● **WHAT THE TASK REQUIRES**: Transcribe the records exactly. Pictures do not belong in the transcription.

● **EXERCISE MATERIAL**:
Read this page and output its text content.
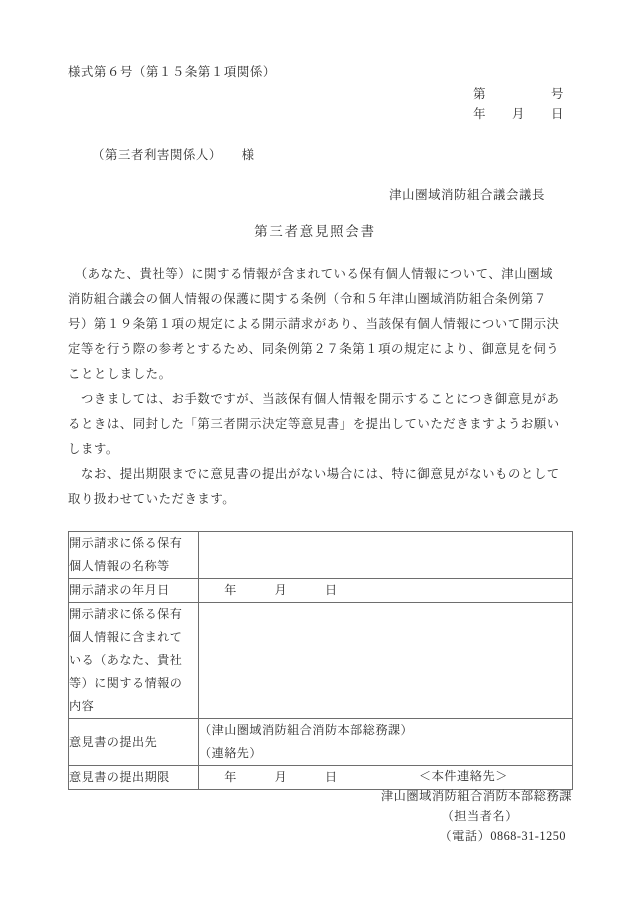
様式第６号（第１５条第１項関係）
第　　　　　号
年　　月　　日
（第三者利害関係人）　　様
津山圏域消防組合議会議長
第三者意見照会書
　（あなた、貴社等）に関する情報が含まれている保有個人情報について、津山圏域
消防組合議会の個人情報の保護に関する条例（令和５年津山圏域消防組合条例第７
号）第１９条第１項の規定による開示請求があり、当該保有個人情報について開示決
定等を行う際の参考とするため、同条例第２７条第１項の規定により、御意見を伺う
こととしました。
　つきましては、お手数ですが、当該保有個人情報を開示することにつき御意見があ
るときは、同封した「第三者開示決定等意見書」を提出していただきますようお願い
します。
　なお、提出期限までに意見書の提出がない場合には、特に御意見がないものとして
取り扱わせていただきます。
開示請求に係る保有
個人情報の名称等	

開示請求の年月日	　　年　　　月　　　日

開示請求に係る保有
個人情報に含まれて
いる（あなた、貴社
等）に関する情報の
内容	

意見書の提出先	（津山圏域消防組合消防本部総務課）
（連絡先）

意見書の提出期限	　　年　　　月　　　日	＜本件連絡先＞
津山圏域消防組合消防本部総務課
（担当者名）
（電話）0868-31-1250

● **SOLUTION TO THIS PROBLEM**:
Read this page and output its text content.
様式第６号（第１５条第１項関係）
第　　　　　号
年　　月　　日
（第三者利害関係人）　　様
津山圏域消防組合議会議長
第三者意見照会書
　（あなた、貴社等）に関する情報が含まれている保有個人情報について、津山圏域
消防組合議会の個人情報の保護に関する条例（令和５年津山圏域消防組合条例第７
号）第１９条第１項の規定による開示請求があり、当該保有個人情報について開示決
定等を行う際の参考とするため、同条例第２７条第１項の規定により、御意見を伺う
こととしました。
　つきましては、お手数ですが、当該保有個人情報を開示することにつき御意見があ
るときは、同封した「第三者開示決定等意見書」を提出していただきますようお願い
します。
　なお、提出期限までに意見書の提出がない場合には、特に御意見がないものとして
取り扱わせていただきます。
開示請求に係る保有
個人情報の名称等	

開示請求の年月日	　　年　　　月　　　日

開示請求に係る保有
個人情報に含まれて
いる（あなた、貴社
等）に関する情報の
内容	

意見書の提出先	（津山圏域消防組合消防本部総務課）
（連絡先）

意見書の提出期限	　　年　　　月　　　日	＜本件連絡先＞
津山圏域消防組合消防本部総務課
（担当者名）
（電話）0868-31-1250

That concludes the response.